◆ RECORDS FOR THE EXERCISE
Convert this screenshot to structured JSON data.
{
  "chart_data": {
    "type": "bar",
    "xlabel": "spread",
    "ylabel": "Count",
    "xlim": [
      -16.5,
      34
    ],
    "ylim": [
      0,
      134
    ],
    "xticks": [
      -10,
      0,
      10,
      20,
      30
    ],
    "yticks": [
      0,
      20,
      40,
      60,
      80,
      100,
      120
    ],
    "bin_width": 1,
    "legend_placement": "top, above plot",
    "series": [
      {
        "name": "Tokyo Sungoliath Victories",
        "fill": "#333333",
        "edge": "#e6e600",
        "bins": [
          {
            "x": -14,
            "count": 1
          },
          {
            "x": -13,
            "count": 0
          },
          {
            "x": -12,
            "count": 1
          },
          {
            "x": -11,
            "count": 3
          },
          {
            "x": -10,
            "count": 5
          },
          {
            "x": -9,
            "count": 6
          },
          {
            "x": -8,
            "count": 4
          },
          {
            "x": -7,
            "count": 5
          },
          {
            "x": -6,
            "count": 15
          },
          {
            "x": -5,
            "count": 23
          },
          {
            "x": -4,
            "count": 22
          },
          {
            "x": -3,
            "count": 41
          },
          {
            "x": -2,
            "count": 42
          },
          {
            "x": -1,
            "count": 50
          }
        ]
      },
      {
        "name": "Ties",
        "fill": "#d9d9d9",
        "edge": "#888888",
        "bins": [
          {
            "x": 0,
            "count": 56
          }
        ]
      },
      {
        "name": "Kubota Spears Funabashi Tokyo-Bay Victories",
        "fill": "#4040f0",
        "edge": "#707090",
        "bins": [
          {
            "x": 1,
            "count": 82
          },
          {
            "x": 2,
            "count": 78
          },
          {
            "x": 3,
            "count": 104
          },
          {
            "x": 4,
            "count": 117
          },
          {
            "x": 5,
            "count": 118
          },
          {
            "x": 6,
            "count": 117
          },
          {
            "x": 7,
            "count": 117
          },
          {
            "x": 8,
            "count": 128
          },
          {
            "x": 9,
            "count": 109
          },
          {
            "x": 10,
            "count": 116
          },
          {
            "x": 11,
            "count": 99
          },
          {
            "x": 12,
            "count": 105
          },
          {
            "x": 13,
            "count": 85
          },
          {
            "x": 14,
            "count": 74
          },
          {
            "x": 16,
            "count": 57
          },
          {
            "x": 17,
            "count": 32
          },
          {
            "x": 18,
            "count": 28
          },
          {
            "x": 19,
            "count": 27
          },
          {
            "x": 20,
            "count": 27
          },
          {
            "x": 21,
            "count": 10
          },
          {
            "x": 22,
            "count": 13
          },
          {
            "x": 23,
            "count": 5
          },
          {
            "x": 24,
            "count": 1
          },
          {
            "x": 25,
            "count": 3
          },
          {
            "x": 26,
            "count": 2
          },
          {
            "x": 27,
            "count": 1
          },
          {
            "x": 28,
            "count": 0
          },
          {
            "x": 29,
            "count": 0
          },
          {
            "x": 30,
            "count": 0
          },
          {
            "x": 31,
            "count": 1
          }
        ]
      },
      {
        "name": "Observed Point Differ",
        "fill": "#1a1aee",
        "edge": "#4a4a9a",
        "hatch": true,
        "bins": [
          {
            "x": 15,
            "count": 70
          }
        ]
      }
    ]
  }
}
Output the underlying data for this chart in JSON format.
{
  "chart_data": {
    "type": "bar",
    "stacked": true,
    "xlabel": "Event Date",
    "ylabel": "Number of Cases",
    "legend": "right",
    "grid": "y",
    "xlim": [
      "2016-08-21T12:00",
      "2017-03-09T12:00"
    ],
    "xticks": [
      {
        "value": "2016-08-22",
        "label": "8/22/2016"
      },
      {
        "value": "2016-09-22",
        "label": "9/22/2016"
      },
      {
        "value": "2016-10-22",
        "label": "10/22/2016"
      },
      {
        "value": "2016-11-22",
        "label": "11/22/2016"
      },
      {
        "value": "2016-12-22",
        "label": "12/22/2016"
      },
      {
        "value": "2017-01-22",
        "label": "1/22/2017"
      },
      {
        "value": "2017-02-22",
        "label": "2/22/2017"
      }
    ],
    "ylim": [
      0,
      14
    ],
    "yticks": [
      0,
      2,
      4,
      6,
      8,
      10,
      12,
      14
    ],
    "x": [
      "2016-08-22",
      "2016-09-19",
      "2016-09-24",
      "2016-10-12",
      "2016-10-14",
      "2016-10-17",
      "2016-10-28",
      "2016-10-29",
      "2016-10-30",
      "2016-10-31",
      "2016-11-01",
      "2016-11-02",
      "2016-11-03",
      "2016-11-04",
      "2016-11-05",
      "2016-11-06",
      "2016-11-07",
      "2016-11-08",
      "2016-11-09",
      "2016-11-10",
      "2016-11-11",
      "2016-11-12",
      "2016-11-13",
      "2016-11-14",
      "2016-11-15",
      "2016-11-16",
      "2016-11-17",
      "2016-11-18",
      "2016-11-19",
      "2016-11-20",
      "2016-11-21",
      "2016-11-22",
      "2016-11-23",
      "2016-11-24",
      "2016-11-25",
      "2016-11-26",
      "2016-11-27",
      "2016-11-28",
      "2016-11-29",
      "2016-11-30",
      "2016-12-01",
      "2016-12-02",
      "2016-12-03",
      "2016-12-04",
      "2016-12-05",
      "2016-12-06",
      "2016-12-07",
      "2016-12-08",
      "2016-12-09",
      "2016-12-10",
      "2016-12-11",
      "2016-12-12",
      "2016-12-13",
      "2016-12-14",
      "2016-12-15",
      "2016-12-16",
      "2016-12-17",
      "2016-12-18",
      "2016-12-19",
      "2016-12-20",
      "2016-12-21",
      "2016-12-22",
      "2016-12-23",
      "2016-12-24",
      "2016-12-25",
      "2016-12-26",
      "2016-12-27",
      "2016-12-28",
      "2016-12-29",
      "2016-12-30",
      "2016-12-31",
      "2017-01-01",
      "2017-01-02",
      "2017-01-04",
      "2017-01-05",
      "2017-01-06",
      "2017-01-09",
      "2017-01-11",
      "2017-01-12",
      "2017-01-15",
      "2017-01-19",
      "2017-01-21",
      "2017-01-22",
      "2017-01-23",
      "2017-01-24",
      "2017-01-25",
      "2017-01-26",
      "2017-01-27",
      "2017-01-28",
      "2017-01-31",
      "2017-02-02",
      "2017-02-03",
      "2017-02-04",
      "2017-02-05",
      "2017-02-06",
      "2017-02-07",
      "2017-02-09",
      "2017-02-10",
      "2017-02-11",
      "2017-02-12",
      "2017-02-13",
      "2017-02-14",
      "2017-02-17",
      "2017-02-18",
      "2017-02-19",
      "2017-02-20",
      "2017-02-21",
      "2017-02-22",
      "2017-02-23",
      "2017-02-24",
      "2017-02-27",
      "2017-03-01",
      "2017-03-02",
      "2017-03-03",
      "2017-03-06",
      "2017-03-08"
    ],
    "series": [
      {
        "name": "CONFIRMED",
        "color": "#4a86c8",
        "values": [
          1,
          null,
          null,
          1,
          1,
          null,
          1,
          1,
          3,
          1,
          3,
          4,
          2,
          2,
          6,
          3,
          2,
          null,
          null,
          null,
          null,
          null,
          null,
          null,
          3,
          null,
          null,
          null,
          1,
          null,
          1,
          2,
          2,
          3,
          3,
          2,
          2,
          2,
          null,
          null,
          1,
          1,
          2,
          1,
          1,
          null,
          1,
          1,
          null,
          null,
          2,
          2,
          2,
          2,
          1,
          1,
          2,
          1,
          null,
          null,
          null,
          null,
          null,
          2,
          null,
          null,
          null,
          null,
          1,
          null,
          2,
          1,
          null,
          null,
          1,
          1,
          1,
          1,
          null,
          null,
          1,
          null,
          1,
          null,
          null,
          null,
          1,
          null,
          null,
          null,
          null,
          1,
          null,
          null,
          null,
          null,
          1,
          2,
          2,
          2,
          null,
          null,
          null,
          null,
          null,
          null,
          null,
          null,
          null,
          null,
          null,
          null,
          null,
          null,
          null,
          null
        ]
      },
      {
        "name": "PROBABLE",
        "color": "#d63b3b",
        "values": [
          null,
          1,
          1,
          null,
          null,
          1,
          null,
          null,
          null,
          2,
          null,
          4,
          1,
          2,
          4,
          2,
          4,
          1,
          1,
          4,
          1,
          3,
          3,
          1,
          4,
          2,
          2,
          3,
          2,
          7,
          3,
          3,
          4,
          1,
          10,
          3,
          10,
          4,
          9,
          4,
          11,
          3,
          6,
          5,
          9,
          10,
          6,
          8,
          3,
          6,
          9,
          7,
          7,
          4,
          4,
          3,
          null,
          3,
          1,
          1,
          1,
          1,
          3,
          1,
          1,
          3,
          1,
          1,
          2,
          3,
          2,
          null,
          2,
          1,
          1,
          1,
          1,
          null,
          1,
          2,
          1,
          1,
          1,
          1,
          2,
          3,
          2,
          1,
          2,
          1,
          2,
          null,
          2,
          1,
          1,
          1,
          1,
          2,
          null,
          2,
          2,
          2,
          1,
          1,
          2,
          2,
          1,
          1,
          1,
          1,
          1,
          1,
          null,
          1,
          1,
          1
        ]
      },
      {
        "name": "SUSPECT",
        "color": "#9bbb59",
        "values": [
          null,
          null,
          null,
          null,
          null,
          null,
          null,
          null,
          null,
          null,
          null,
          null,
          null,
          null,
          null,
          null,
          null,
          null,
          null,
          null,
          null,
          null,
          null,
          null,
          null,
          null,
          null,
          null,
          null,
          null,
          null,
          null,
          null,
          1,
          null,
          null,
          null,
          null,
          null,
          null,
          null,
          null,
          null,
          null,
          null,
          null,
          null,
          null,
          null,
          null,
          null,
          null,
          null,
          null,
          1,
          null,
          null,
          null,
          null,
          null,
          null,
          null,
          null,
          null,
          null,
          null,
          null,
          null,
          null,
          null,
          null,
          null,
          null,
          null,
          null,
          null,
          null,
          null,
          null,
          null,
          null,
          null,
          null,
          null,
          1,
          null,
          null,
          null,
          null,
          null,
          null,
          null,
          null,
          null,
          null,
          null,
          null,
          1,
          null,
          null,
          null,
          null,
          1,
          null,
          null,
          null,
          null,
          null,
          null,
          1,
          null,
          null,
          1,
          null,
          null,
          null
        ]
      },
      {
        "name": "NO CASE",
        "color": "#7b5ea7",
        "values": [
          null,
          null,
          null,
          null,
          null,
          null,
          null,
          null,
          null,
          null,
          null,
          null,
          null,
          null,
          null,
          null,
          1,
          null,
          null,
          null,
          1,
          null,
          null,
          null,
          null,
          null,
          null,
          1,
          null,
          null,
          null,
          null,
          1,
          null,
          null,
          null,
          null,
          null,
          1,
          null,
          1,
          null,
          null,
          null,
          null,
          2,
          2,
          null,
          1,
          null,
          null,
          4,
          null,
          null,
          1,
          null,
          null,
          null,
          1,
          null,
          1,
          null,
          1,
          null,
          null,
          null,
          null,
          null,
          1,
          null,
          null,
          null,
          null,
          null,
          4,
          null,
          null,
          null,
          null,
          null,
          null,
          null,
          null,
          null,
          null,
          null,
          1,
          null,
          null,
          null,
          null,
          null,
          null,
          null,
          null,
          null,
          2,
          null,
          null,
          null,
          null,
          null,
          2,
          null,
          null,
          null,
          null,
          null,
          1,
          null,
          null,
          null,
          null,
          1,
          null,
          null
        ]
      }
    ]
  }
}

◆ INSTRUCTION
Locate the lines above that hold the word "JSON". Show every one of them.

◆ COMPLETE OUTPUT
Convert this screenshot to structured JSON data.
Output the underlying data for this chart in JSON format.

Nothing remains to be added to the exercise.